* What is being asked *
Return every line unchanged, from the first one down to the line that contains "346, 250, 365]", including both of those lines.

>>>>>

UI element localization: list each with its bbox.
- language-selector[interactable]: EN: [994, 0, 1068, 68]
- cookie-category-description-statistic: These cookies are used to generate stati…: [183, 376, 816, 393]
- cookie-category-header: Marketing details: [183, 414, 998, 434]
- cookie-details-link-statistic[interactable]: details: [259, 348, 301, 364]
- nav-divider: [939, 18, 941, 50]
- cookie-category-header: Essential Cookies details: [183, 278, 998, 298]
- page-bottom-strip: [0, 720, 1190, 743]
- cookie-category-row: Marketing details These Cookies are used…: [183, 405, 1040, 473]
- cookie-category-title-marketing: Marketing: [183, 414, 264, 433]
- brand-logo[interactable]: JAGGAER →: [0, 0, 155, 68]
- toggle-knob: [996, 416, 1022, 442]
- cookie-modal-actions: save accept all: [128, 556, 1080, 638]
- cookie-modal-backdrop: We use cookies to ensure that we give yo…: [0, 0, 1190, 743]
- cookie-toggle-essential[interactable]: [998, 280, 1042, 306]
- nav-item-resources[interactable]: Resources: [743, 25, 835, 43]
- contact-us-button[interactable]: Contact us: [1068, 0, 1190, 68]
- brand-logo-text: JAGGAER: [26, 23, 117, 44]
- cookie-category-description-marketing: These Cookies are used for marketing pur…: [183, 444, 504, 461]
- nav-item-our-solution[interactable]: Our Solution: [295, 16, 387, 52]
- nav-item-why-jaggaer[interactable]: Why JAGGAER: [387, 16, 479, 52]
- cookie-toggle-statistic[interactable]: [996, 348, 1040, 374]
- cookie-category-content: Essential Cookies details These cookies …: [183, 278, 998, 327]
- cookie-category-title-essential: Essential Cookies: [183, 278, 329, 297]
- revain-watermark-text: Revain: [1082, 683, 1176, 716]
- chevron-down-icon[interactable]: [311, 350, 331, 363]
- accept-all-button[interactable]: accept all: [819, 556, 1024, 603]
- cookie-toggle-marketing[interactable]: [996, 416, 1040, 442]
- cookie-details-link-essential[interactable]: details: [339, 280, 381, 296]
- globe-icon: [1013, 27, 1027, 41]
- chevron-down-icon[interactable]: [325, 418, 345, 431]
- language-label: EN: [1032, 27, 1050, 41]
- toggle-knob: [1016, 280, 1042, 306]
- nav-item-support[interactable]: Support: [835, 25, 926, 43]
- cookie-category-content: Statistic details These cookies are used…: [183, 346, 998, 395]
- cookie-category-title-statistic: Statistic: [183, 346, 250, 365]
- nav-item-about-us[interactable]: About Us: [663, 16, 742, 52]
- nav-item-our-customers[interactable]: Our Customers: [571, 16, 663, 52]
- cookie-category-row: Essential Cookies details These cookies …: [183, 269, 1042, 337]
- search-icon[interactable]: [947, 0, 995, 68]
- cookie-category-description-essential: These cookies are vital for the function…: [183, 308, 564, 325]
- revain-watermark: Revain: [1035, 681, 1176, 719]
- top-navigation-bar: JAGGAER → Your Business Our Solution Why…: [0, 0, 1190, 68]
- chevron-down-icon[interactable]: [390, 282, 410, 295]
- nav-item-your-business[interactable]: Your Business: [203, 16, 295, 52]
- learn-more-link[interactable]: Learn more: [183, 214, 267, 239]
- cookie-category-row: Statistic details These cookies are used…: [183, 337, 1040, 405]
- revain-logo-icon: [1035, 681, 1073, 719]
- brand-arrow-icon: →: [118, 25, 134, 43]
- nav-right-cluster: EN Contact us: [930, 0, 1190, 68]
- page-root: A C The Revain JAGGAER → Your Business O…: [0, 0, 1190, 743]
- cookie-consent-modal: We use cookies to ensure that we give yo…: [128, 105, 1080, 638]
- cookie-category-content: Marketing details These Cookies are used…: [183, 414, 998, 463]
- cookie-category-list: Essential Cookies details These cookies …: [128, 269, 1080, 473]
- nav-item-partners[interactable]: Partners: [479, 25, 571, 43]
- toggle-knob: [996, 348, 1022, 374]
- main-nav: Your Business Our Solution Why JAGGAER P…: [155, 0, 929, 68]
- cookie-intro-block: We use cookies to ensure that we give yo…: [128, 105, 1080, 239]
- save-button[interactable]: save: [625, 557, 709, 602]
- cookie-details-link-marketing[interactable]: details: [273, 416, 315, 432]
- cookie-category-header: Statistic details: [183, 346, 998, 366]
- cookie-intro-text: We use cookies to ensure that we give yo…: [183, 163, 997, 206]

<<<<<

* Output of the task *
UI element localization: list each with its bbox.
- language-selector[interactable]: EN: [994, 0, 1068, 68]
- cookie-category-description-statistic: These cookies are used to generate stati…: [183, 376, 816, 393]
- cookie-category-header: Marketing details: [183, 414, 998, 434]
- cookie-details-link-statistic[interactable]: details: [259, 348, 301, 364]
- nav-divider: [939, 18, 941, 50]
- cookie-category-header: Essential Cookies details: [183, 278, 998, 298]
- page-bottom-strip: [0, 720, 1190, 743]
- cookie-category-row: Marketing details These Cookies are used…: [183, 405, 1040, 473]
- cookie-category-title-marketing: Marketing: [183, 414, 264, 433]
- brand-logo[interactable]: JAGGAER →: [0, 0, 155, 68]
- toggle-knob: [996, 416, 1022, 442]
- cookie-modal-actions: save accept all: [128, 556, 1080, 638]
- cookie-modal-backdrop: We use cookies to ensure that we give yo…: [0, 0, 1190, 743]
- cookie-toggle-essential[interactable]: [998, 280, 1042, 306]
- nav-item-resources[interactable]: Resources: [743, 25, 835, 43]
- contact-us-button[interactable]: Contact us: [1068, 0, 1190, 68]
- brand-logo-text: JAGGAER: [26, 23, 117, 44]
- cookie-category-description-marketing: These Cookies are used for marketing pur…: [183, 444, 504, 461]
- nav-item-our-solution[interactable]: Our Solution: [295, 16, 387, 52]
- nav-item-why-jaggaer[interactable]: Why JAGGAER: [387, 16, 479, 52]
- cookie-toggle-statistic[interactable]: [996, 348, 1040, 374]
- cookie-category-content: Essential Cookies details These cookies …: [183, 278, 998, 327]
- cookie-category-title-essential: Essential Cookies: [183, 278, 329, 297]
- revain-watermark-text: Revain: [1082, 683, 1176, 716]
- chevron-down-icon[interactable]: [311, 350, 331, 363]
- accept-all-button[interactable]: accept all: [819, 556, 1024, 603]
- cookie-toggle-marketing[interactable]: [996, 416, 1040, 442]
- cookie-details-link-essential[interactable]: details: [339, 280, 381, 296]
- globe-icon: [1013, 27, 1027, 41]
- chevron-down-icon[interactable]: [325, 418, 345, 431]
- language-label: EN: [1032, 27, 1050, 41]
- toggle-knob: [1016, 280, 1042, 306]
- nav-item-support[interactable]: Support: [835, 25, 926, 43]
- cookie-category-content: Statistic details These cookies are used…: [183, 346, 998, 395]
- cookie-category-title-statistic: Statistic: [183, 346, 250, 365]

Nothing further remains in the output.